> [The request] All lines below must be repeated exactly, with the pictures omitted.

> [Extracted records]
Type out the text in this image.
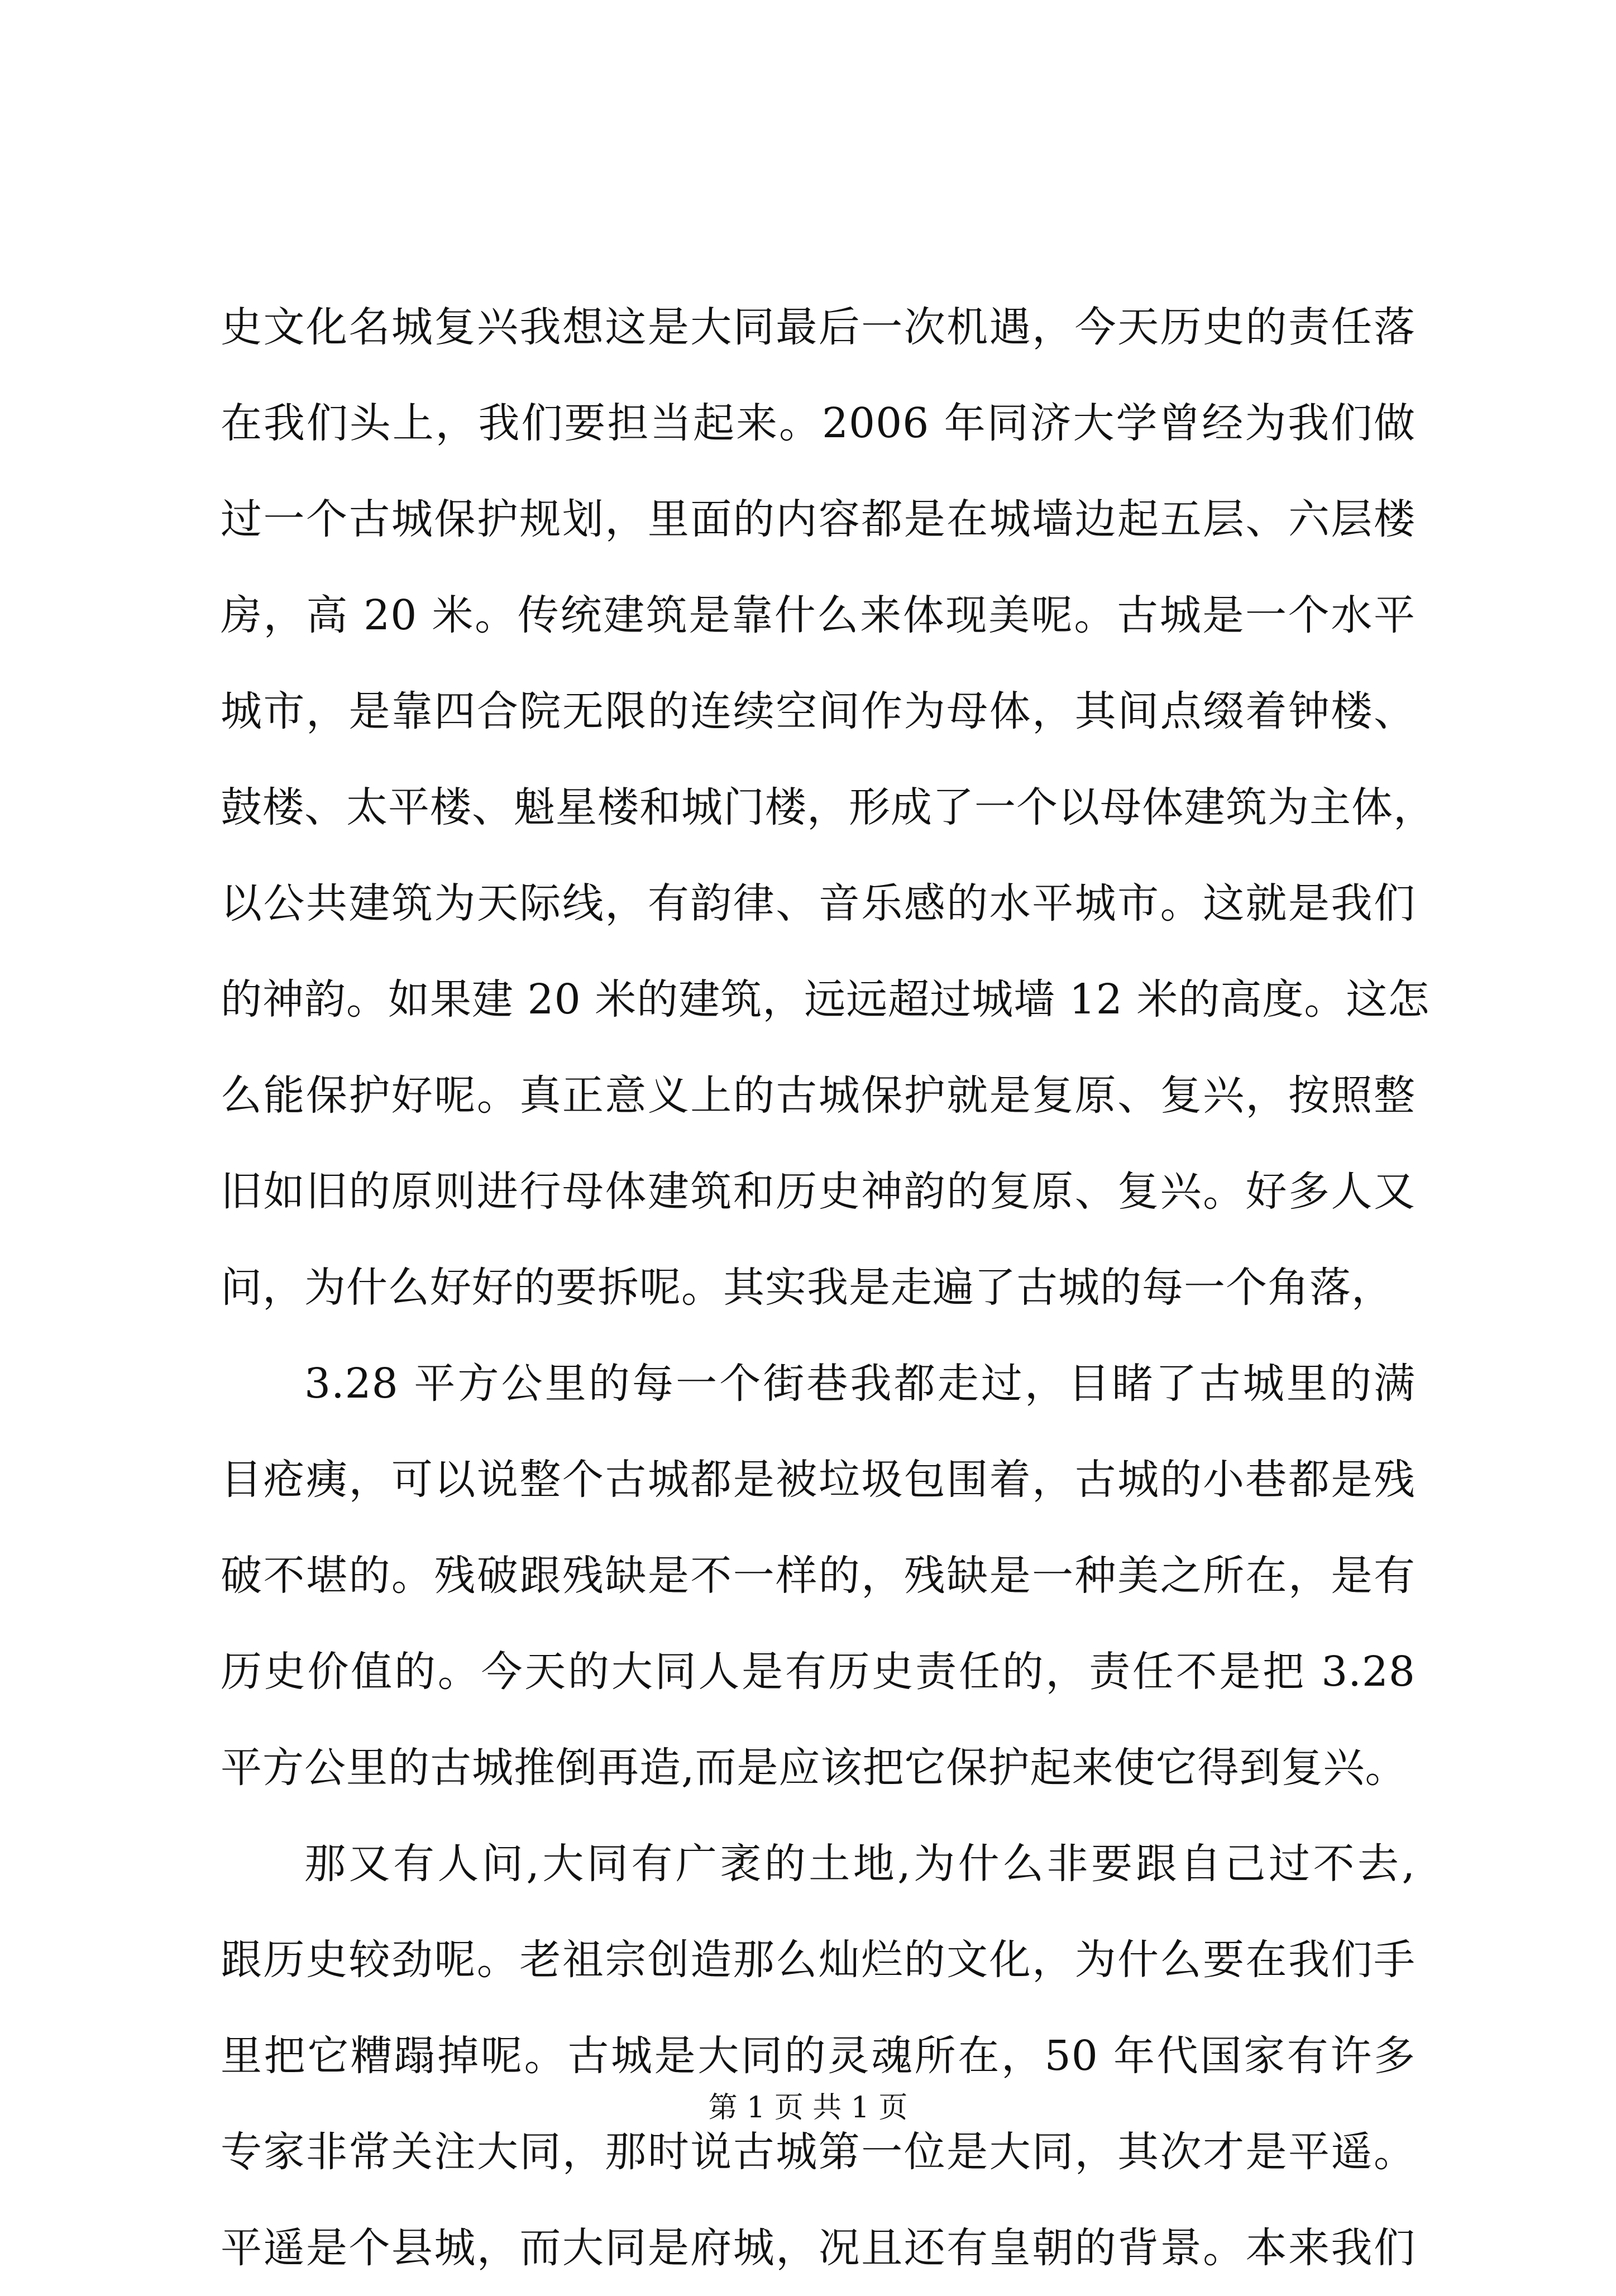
史文化名城复兴我想这是大同最后一次机遇，今天历史的责任落

在我们头上，我们要担当起来。2006 年同济大学曾经为我们做

过一个古城保护规划，里面的内容都是在城墙边起五层、六层楼

房，高 20 米。传统建筑是靠什么来体现美呢。古城是一个水平

城市，是靠四合院无限的连续空间作为母体，其间点缀着钟楼、

鼓楼、太平楼、魁星楼和城门楼，形成了一个以母体建筑为主体，

以公共建筑为天际线，有韵律、音乐感的水平城市。这就是我们

的神韵。如果建 20 米的建筑，远远超过城墙 12 米的高度。这怎

么能保护好呢。真正意义上的古城保护就是复原、复兴，按照整

旧如旧的原则进行母体建筑和历史神韵的复原、复兴。好多人又

问，为什么好好的要拆呢。其实我是走遍了古城的每一个角落，

3.28 平方公里的每一个街巷我都走过，目睹了古城里的满

目疮痍，可以说整个古城都是被垃圾包围着，古城的小巷都是残

破不堪的。残破跟残缺是不一样的，残缺是一种美之所在，是有

历史价值的。今天的大同人是有历史责任的，责任不是把 3.28

平方公里的古城推倒再造,而是应该把它保护起来使它得到复兴。

那又有人问,大同有广袤的土地,为什么非要跟自己过不去,

跟历史较劲呢。老祖宗创造那么灿烂的文化，为什么要在我们手

里把它糟蹋掉呢。古城是大同的灵魂所在，50 年代国家有许多

专家非常关注大同，那时说古城第一位是大同，其次才是平遥。

平遥是个县城，而大同是府城，况且还有皇朝的背景。本来我们

第 1 页 共 1 页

> [Expected output]
Type out the text in this image.
史文化名城复兴我想这是大同最后一次机遇，今天历史的责任落

在我们头上，我们要担当起来。2006 年同济大学曾经为我们做

过一个古城保护规划，里面的内容都是在城墙边起五层、六层楼

房，高 20 米。传统建筑是靠什么来体现美呢。古城是一个水平

城市，是靠四合院无限的连续空间作为母体，其间点缀着钟楼、

鼓楼、太平楼、魁星楼和城门楼，形成了一个以母体建筑为主体，

以公共建筑为天际线，有韵律、音乐感的水平城市。这就是我们

的神韵。如果建 20 米的建筑，远远超过城墙 12 米的高度。这怎

么能保护好呢。真正意义上的古城保护就是复原、复兴，按照整

旧如旧的原则进行母体建筑和历史神韵的复原、复兴。好多人又

问，为什么好好的要拆呢。其实我是走遍了古城的每一个角落，

3.28 平方公里的每一个街巷我都走过，目睹了古城里的满

目疮痍，可以说整个古城都是被垃圾包围着，古城的小巷都是残

破不堪的。残破跟残缺是不一样的，残缺是一种美之所在，是有

历史价值的。今天的大同人是有历史责任的，责任不是把 3.28

平方公里的古城推倒再造,而是应该把它保护起来使它得到复兴。

那又有人问,大同有广袤的土地,为什么非要跟自己过不去,

跟历史较劲呢。老祖宗创造那么灿烂的文化，为什么要在我们手

里把它糟蹋掉呢。古城是大同的灵魂所在，50 年代国家有许多

专家非常关注大同，那时说古城第一位是大同，其次才是平遥。

平遥是个县城，而大同是府城，况且还有皇朝的背景。本来我们

第 1 页 共 1 页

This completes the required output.